RECORDS SHOWN:
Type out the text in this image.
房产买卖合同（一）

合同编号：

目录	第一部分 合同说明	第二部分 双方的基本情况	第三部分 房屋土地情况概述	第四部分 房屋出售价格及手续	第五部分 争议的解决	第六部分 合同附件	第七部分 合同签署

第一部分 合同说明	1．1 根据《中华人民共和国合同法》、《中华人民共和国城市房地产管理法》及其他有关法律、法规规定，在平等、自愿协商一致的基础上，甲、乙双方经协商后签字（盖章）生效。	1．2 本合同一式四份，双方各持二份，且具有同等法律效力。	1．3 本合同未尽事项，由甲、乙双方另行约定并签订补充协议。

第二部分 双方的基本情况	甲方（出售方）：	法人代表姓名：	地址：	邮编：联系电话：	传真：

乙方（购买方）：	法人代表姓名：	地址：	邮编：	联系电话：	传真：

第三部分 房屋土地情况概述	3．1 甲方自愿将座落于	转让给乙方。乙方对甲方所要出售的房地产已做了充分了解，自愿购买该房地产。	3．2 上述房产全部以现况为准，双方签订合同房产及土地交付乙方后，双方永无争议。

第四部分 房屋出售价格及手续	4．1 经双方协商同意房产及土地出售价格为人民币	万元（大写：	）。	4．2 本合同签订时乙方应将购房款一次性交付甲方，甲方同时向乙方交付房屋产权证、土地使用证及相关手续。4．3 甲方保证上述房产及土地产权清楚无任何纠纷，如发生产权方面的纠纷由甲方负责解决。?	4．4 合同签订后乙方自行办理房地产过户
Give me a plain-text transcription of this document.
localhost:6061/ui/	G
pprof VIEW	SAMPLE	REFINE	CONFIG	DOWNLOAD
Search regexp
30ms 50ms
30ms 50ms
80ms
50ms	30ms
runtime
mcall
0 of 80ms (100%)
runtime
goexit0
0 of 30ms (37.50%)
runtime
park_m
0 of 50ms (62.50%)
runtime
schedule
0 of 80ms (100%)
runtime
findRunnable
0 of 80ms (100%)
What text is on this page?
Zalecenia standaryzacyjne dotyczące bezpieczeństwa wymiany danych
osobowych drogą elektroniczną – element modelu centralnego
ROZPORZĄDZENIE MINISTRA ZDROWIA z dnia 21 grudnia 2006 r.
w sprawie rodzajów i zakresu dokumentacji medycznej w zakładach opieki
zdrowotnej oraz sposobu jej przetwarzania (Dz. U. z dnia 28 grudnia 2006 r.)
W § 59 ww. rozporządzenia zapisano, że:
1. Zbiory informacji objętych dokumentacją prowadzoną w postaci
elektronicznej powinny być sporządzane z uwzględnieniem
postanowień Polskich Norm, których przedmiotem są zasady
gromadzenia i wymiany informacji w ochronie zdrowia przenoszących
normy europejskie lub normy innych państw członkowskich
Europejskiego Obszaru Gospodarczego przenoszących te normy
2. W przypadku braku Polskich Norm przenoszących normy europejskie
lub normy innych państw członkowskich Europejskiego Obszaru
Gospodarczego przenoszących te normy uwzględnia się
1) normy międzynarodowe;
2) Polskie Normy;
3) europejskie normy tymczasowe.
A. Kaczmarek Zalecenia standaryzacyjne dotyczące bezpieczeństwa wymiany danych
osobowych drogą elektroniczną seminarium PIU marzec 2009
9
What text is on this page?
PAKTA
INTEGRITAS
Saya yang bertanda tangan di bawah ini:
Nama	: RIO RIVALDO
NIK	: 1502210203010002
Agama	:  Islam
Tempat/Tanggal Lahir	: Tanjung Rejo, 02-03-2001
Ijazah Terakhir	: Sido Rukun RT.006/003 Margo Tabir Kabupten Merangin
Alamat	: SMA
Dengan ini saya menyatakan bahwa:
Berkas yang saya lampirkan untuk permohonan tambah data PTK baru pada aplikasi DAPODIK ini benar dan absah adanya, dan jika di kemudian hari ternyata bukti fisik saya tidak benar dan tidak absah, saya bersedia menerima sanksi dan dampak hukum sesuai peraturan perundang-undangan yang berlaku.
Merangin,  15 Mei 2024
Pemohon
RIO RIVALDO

WHAT IS EXPECTED: Isolate the lines above that contain the word "Europejskiego" and copy them.

FULL OUTPUT:
Europejskiego Obszaru Gospodarczego przenoszących te normy
lub normy innych państw członkowskich Europejskiego Obszaru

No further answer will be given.